WORK INSTRUCTIONS
Reproduce all the lines exactly as they stand, apart from the pictures.

DATA FOR PROCESSING
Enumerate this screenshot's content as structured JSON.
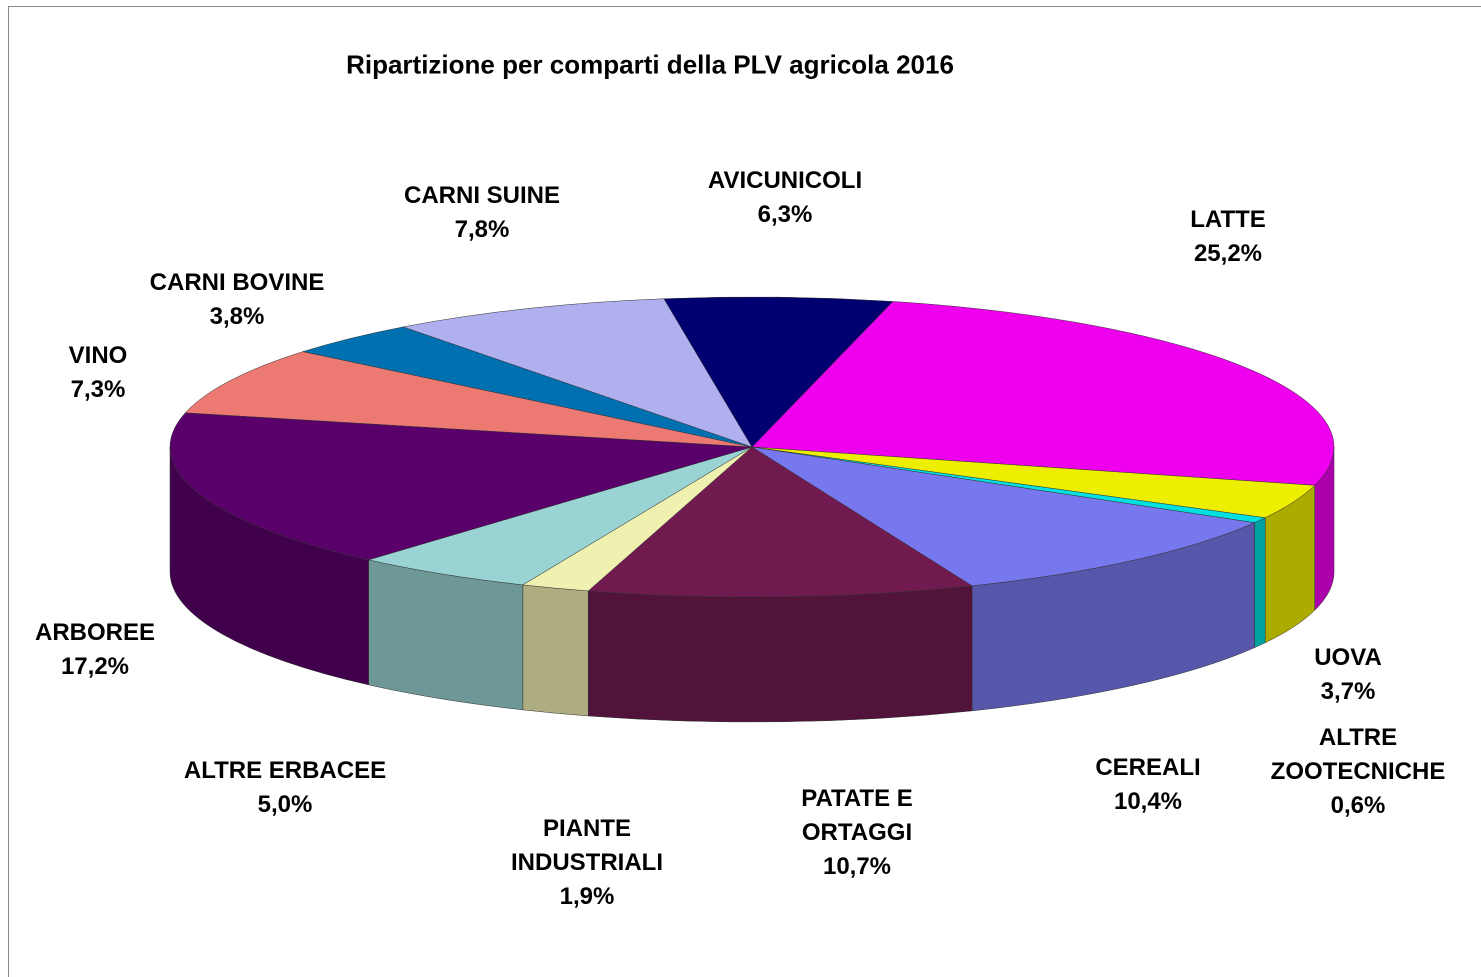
{
  "chart_data": {
    "type": "pie3d",
    "title": "Ripartizione per comparti della PLV agricola 2016",
    "categories": [
      "LATTE",
      "UOVA",
      "ALTRE ZOOTECNICHE",
      "CEREALI",
      "PATATE E ORTAGGI",
      "PIANTE INDUSTRIALI",
      "ALTRE ERBACEE",
      "ARBOREE",
      "VINO",
      "CARNI BOVINE",
      "CARNI SUINE",
      "AVICUNICOLI"
    ],
    "values": [
      25.2,
      3.7,
      0.6,
      10.4,
      10.7,
      1.9,
      5.0,
      17.2,
      7.3,
      3.8,
      7.8,
      6.3
    ],
    "value_labels": [
      "25,2%",
      "3,7%",
      "0,6%",
      "10,4%",
      "10,7%",
      "1,9%",
      "5,0%",
      "17,2%",
      "7,3%",
      "3,8%",
      "7,8%",
      "6,3%"
    ],
    "colors": [
      "#ee00ee",
      "#eeee00",
      "#00e0e0",
      "#7777ee",
      "#701a50",
      "#f0f0b0",
      "#99d3d3",
      "#5a006a",
      "#ec7a72",
      "#0070b0",
      "#b0b0ee",
      "#000070"
    ]
  }
}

RESPONSE TO THIS EXERCISE
Enumerate this screenshot's content as structured JSON.
{
  "chart_data": {
    "type": "pie3d",
    "title": "Ripartizione per comparti della PLV agricola 2016",
    "categories": [
      "LATTE",
      "UOVA",
      "ALTRE ZOOTECNICHE",
      "CEREALI",
      "PATATE E ORTAGGI",
      "PIANTE INDUSTRIALI",
      "ALTRE ERBACEE",
      "ARBOREE",
      "VINO",
      "CARNI BOVINE",
      "CARNI SUINE",
      "AVICUNICOLI"
    ],
    "values": [
      25.2,
      3.7,
      0.6,
      10.4,
      10.7,
      1.9,
      5.0,
      17.2,
      7.3,
      3.8,
      7.8,
      6.3
    ],
    "value_labels": [
      "25,2%",
      "3,7%",
      "0,6%",
      "10,4%",
      "10,7%",
      "1,9%",
      "5,0%",
      "17,2%",
      "7,3%",
      "3,8%",
      "7,8%",
      "6,3%"
    ],
    "colors": [
      "#ee00ee",
      "#eeee00",
      "#00e0e0",
      "#7777ee",
      "#701a50",
      "#f0f0b0",
      "#99d3d3",
      "#5a006a",
      "#ec7a72",
      "#0070b0",
      "#b0b0ee",
      "#000070"
    ]
  }
}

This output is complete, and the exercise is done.